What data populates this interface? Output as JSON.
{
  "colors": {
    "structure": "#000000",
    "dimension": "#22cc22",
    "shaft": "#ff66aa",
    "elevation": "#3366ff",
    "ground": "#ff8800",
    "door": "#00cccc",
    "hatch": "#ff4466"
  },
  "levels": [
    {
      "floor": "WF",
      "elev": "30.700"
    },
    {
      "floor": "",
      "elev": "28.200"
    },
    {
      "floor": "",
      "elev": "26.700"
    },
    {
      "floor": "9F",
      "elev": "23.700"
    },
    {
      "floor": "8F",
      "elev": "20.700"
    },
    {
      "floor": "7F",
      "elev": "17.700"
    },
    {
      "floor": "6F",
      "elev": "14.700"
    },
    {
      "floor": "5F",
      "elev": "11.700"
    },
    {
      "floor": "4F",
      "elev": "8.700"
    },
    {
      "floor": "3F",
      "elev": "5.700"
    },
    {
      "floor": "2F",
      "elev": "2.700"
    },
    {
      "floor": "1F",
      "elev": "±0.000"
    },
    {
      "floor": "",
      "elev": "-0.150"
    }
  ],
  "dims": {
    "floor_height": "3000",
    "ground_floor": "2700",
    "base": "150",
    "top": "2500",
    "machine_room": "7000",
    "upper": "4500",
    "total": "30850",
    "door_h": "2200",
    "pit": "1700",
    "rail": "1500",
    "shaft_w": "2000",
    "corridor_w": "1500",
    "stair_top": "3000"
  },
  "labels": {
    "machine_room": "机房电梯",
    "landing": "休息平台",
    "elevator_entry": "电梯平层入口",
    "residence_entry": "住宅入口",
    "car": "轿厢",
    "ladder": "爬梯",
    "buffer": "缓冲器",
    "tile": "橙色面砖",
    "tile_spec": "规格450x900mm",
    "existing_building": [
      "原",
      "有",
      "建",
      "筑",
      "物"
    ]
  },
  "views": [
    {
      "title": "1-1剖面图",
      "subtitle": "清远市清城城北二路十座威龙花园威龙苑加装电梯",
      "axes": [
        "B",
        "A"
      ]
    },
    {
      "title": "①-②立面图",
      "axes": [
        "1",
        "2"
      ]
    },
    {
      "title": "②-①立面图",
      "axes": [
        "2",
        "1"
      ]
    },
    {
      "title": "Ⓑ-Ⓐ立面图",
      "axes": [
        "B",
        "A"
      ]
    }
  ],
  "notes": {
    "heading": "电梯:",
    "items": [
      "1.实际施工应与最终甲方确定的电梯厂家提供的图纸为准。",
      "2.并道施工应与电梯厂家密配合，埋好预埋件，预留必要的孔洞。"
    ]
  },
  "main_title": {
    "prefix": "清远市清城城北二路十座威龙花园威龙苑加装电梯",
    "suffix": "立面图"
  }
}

====

> [DO THIS] Retype the entries one by one, exactly.

> [RESULT BELOW]
What data populates this interface? Output as JSON.
{
  "colors": {
    "structure": "#000000",
    "dimension": "#22cc22",
    "shaft": "#ff66aa",
    "elevation": "#3366ff",
    "ground": "#ff8800",
    "door": "#00cccc",
    "hatch": "#ff4466"
  },
  "levels": [
    {
      "floor": "WF",
      "elev": "30.700"
    },
    {
      "floor": "",
      "elev": "28.200"
    },
    {
      "floor": "",
      "elev": "26.700"
    },
    {
      "floor": "9F",
      "elev": "23.700"
    },
    {
      "floor": "8F",
      "elev": "20.700"
    },
    {
      "floor": "7F",
      "elev": "17.700"
    },
    {
      "floor": "6F",
      "elev": "14.700"
    },
    {
      "floor": "5F",
      "elev": "11.700"
    },
    {
      "floor": "4F",
      "elev": "8.700"
    },
    {
      "floor": "3F",
      "elev": "5.700"
    },
    {
      "floor": "2F",
      "elev": "2.700"
    },
    {
      "floor": "1F",
      "elev": "±0.000"
    },
    {
      "floor": "",
      "elev": "-0.150"
    }
  ],
  "dims": {
    "floor_height": "3000",
    "ground_floor": "2700",
    "base": "150",
    "top": "2500",
    "machine_room": "7000",
    "upper": "4500",
    "total": "30850",
    "door_h": "2200",
    "pit": "1700",
    "rail": "1500",
    "shaft_w": "2000",
    "corridor_w": "1500",
    "stair_top": "3000"
  },
  "labels": {
    "machine_room": "机房电梯",
    "landing": "休息平台",
    "elevator_entry": "电梯平层入口",
    "residence_entry": "住宅入口",
    "car": "轿厢",
    "ladder": "爬梯",
    "buffer": "缓冲器",
    "tile": "橙色面砖",
    "tile_spec": "规格450x900mm",
    "existing_building": [
      "原",
      "有",
      "建",
      "筑",
      "物"
    ]
  },
  "views": [
    {
      "title": "1-1剖面图",
      "subtitle": "清远市清城城北二路十座威龙花园威龙苑加装电梯",
      "axes": [
        "B",
        "A"
      ]
    },
    {
      "title": "①-②立面图",
      "axes": [
        "1",
        "2"
      ]
    },
    {
      "title": "②-①立面图",
      "axes": [
        "2",
        "1"
      ]
    },
    {
      "title": "Ⓑ-Ⓐ立面图",
      "axes": [
        "B",
        "A"
      ]
    }
  ],
  "notes": {
    "heading": "电梯:",
    "items": [
      "1.实际施工应与最终甲方确定的电梯厂家提供的图纸为准。",
      "2.并道施工应与电梯厂家密配合，埋好预埋件，预留必要的孔洞。"
    ]
  },
  "main_title": {
    "prefix": "清远市清城城北二路十座威龙花园威龙苑加装电梯",
    "suffix": "立面图"
  }
}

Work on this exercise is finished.